= GIVEN INSTRUCTION =
Gather all lines in the entries below that include the word "таблицей".
-- -- --
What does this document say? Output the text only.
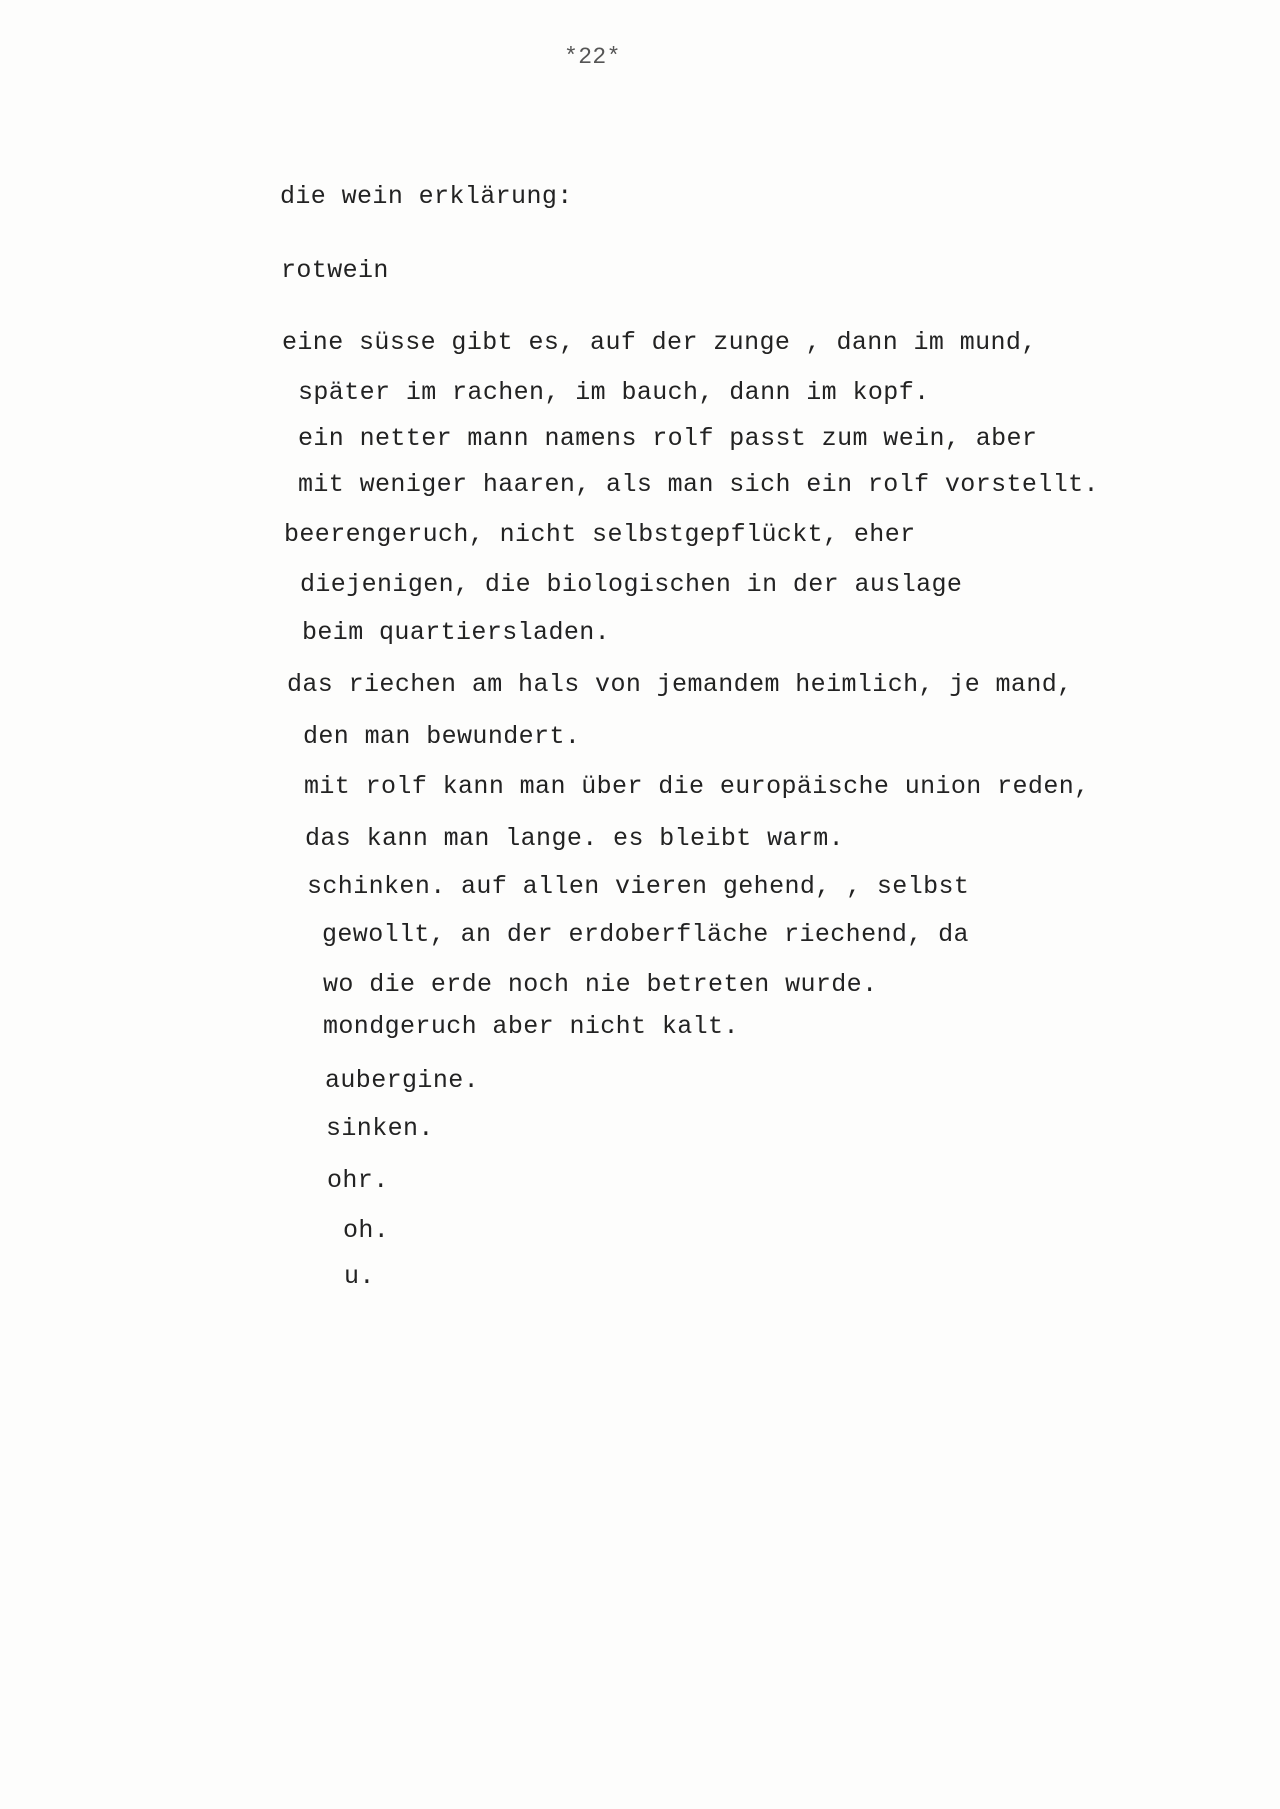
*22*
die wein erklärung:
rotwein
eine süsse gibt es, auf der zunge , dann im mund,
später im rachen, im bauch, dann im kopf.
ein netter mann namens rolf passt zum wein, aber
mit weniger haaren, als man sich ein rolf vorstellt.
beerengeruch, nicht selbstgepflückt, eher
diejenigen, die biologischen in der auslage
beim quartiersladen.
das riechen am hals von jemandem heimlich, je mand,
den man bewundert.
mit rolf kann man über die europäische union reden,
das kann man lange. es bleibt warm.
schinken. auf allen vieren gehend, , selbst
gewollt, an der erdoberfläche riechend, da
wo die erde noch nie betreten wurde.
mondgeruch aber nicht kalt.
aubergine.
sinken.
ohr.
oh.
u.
-- -- --
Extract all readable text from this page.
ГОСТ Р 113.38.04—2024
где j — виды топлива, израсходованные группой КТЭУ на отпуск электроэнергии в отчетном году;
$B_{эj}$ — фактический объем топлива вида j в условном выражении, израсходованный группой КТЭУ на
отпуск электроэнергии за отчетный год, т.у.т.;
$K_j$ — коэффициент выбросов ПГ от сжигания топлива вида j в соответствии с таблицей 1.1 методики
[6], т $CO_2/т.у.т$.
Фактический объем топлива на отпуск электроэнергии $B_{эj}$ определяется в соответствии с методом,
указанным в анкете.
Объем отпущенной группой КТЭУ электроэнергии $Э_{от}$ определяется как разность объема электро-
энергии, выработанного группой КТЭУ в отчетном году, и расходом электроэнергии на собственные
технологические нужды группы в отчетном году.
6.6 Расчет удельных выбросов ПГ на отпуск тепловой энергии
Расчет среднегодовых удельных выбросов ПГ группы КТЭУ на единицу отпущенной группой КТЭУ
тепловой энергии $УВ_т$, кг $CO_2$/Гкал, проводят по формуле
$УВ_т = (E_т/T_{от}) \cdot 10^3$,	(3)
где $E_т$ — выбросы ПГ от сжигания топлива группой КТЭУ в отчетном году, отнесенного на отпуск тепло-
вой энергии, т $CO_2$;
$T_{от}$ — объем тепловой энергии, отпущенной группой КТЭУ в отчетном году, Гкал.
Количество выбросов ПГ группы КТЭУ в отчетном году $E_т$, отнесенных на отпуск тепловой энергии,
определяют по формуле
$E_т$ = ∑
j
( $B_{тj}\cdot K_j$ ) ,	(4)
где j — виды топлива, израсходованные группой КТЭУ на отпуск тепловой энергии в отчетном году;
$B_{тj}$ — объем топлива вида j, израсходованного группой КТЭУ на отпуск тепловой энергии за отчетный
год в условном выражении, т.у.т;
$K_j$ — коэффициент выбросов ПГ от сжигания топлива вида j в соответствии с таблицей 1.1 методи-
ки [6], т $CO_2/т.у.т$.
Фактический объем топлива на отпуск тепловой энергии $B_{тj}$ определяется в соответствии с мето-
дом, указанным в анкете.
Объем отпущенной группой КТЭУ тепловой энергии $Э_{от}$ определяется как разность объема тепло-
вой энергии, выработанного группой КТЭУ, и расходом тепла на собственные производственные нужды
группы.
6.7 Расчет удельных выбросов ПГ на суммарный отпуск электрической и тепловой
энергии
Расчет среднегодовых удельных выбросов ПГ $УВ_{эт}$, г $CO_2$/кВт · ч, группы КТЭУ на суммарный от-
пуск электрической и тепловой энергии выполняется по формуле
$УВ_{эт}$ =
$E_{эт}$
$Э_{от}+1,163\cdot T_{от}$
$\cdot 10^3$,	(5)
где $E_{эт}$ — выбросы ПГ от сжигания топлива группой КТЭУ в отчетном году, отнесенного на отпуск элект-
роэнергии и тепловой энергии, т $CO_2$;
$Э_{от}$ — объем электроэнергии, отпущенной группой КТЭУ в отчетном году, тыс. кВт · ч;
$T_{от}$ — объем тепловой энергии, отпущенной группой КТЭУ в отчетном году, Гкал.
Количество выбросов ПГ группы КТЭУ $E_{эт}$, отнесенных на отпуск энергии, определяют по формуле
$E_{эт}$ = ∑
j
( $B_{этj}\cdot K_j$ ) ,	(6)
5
-- -- --
= EXERCISE ANSWER =
$K_j$ — коэффициент выбросов ПГ от сжигания топлива вида j в соответствии с таблицей 1.1 методики
$K_j$ — коэффициент выбросов ПГ от сжигания топлива вида j в соответствии с таблицей 1.1 методи-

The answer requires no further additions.